SHORT PROBLEM.
Find the word "data" in the material below and gather every line that contains it.

INFORMATION PROVIDED.
● ● ● ●
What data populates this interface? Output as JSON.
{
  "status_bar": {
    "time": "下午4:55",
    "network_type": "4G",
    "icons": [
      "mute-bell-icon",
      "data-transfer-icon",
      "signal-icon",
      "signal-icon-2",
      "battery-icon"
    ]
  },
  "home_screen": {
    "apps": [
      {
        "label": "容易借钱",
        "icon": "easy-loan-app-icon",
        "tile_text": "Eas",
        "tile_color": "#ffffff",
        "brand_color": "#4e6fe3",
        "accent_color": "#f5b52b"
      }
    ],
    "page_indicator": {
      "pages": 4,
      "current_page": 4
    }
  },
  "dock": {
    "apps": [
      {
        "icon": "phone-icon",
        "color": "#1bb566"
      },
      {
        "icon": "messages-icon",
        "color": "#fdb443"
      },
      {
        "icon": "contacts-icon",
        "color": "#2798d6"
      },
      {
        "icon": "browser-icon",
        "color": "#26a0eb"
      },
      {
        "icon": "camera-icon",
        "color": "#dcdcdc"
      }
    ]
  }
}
● ● ● ●
EXERCISE OUTPUT.
What data populates this interface? Output as JSON.
      "data-transfer-icon",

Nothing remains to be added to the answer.